Entries shown:

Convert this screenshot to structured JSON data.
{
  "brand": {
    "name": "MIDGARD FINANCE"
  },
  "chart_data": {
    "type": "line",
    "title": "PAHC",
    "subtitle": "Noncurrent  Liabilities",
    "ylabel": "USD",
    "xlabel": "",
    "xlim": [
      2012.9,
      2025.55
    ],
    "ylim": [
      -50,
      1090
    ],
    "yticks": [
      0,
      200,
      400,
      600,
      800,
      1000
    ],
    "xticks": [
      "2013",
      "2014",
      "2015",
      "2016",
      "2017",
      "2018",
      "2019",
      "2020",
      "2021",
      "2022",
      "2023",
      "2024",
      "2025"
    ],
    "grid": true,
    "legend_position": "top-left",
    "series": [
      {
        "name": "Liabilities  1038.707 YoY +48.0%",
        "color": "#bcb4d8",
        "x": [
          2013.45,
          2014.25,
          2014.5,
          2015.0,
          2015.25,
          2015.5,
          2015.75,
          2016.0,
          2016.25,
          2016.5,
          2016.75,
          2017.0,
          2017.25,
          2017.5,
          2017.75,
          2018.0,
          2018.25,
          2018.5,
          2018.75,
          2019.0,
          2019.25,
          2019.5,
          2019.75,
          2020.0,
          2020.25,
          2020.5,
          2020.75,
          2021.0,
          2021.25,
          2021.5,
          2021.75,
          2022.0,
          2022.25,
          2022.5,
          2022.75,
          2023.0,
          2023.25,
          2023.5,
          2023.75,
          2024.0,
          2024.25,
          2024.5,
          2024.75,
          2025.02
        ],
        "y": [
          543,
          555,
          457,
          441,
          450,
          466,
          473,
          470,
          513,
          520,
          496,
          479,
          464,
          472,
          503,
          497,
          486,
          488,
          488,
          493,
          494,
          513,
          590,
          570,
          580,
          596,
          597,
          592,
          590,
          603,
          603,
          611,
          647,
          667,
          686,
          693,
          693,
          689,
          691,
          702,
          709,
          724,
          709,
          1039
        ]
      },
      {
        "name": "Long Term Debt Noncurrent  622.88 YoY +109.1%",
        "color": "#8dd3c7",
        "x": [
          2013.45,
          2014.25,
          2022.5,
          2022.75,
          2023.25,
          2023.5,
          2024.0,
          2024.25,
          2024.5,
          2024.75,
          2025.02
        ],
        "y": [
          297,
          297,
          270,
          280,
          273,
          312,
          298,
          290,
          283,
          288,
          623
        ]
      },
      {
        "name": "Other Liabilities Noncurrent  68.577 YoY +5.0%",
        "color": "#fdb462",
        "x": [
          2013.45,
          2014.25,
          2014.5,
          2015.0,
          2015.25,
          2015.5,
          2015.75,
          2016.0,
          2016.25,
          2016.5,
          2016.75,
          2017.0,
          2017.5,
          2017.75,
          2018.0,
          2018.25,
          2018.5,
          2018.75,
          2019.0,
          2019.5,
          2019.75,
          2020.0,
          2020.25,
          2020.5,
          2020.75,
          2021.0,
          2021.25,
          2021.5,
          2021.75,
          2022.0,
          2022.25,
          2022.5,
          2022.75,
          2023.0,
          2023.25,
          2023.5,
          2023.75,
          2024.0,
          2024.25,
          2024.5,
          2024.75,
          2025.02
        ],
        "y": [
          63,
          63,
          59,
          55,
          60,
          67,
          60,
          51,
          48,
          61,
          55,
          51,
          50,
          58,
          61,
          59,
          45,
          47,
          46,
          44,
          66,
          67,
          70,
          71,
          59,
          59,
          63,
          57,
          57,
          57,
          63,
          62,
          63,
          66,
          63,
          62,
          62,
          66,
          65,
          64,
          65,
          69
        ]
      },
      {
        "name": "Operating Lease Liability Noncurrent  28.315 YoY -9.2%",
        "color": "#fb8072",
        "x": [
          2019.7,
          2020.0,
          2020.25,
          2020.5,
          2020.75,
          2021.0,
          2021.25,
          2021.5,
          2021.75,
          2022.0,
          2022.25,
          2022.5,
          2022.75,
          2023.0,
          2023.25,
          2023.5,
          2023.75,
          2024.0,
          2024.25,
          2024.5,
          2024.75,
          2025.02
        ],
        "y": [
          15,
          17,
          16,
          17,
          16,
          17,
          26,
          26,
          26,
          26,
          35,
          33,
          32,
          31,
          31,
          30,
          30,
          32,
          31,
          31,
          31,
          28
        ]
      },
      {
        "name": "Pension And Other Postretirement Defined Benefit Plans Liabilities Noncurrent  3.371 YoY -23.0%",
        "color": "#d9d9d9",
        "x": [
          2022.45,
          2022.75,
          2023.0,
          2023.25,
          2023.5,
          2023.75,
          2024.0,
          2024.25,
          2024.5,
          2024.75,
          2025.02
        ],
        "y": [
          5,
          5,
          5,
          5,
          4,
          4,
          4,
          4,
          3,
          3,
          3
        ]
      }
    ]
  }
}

Problem details: Show every line from the entries above in which "Liabilities" appears.

Correct answer:
    "subtitle": "Noncurrent  Liabilities",
        "name": "Liabilities  1038.707 YoY +48.0%",
        "name": "Other Liabilities Noncurrent  68.577 YoY +5.0%",
        "name": "Pension And Other Postretirement Defined Benefit Plans Liabilities Noncurrent  3.371 YoY -23.0%",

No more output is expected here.